[Problem to solve] Locate the word "marker" in the material, then show every line that holds it.
· · · ·
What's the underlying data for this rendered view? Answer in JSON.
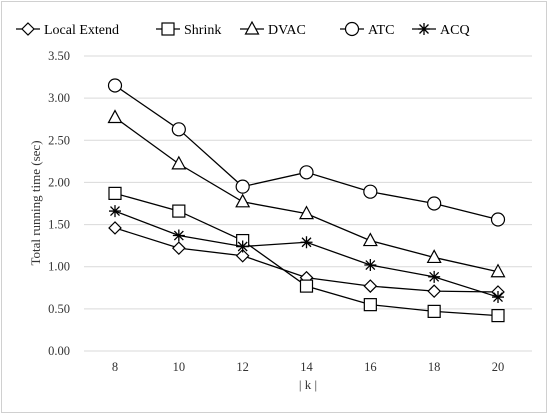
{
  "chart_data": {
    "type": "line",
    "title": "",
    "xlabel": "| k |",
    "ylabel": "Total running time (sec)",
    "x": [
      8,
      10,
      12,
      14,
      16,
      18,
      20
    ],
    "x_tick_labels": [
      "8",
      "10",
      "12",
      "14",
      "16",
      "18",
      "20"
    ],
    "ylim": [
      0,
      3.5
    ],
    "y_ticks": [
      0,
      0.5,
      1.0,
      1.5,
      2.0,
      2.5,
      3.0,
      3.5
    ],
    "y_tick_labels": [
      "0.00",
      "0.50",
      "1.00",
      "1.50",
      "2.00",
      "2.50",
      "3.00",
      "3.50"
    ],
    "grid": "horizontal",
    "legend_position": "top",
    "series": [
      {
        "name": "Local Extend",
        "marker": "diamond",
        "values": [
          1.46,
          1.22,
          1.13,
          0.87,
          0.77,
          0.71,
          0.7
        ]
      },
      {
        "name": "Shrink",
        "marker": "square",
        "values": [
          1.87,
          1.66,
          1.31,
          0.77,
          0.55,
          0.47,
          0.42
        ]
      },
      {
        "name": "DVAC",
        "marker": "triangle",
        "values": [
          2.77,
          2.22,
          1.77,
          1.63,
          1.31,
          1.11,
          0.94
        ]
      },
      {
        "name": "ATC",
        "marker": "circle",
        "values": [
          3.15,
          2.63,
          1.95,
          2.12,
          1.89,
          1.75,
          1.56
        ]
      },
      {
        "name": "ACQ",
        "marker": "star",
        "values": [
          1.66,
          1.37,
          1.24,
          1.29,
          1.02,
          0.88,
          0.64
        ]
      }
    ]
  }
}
· · · ·
[Task result]
        "marker": "diamond",
        "marker": "square",
        "marker": "triangle",
        "marker": "circle",
        "marker": "star",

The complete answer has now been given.